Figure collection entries
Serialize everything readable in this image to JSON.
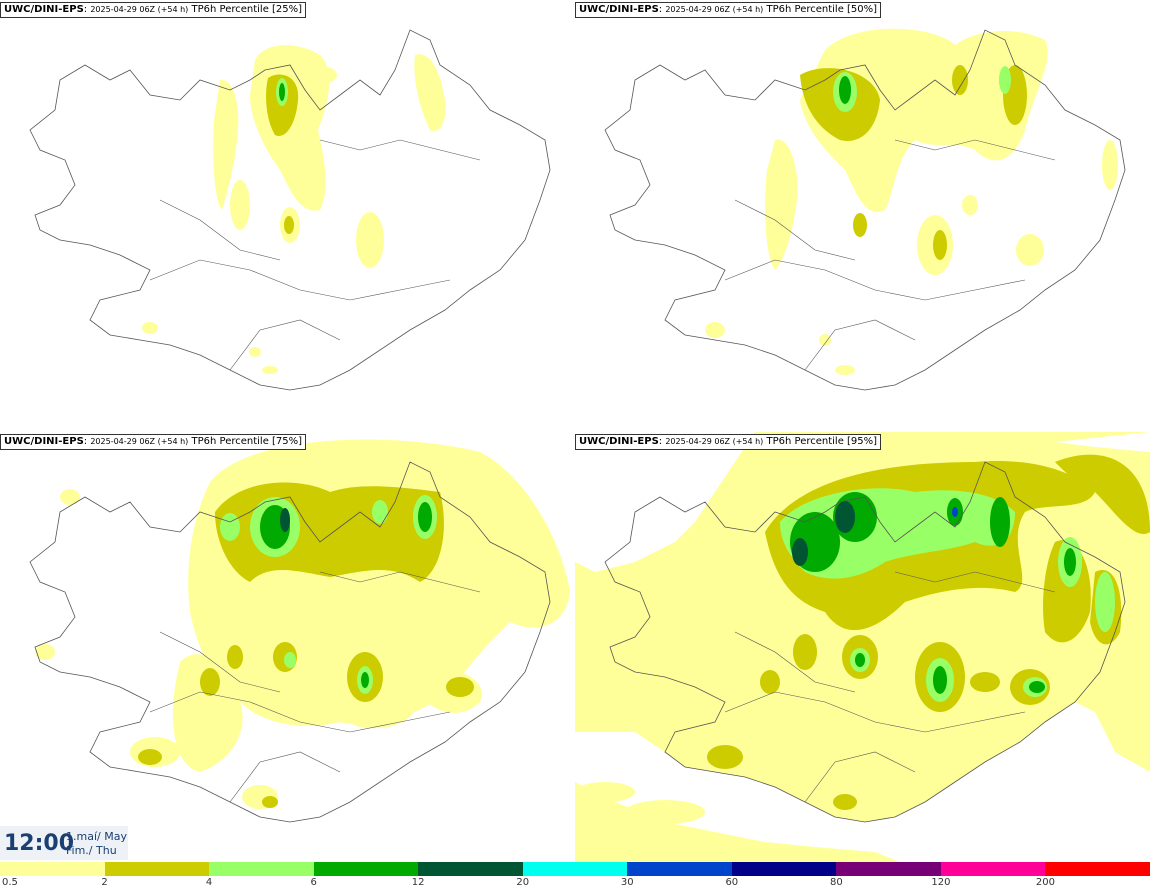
{
  "panels": [
    {
      "model": "UWC/DINI-EPS",
      "run": "2025-04-29 06Z (+54 h)",
      "field": "TP6h Percentile [25%]",
      "level": 0
    },
    {
      "model": "UWC/DINI-EPS",
      "run": "2025-04-29 06Z (+54 h)",
      "field": "TP6h Percentile [50%]",
      "level": 1
    },
    {
      "model": "UWC/DINI-EPS",
      "run": "2025-04-29 06Z (+54 h)",
      "field": "TP6h Percentile [75%]",
      "level": 2
    },
    {
      "model": "UWC/DINI-EPS",
      "run": "2025-04-29 06Z (+54 h)",
      "field": "TP6h Percentile [95%]",
      "level": 3
    }
  ],
  "time": {
    "hour": "12:00",
    "date_line1": "1.maí/ May",
    "date_line2": "Fim./ Thu"
  },
  "legend": {
    "colors": [
      "#ffff99",
      "#cccc00",
      "#99ff66",
      "#00aa00",
      "#005533",
      "#00ffee",
      "#0044cc",
      "#000088",
      "#770077",
      "#ff0099",
      "#ff0000"
    ],
    "labels": [
      "0.5",
      "2",
      "4",
      "6",
      "12",
      "20",
      "30",
      "60",
      "80",
      "120",
      "200"
    ]
  },
  "colors": {
    "coast": "#555555",
    "yellow": "#ffff99",
    "olive": "#cccc00",
    "lightgreen": "#99ff66",
    "green": "#00aa00",
    "darkgreen": "#005533"
  }
}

What you will do: Return every line above that contains the word "Percentile".

Exercise output:
      "field": "TP6h Percentile [25%]",
      "field": "TP6h Percentile [50%]",
      "field": "TP6h Percentile [75%]",
      "field": "TP6h Percentile [95%]",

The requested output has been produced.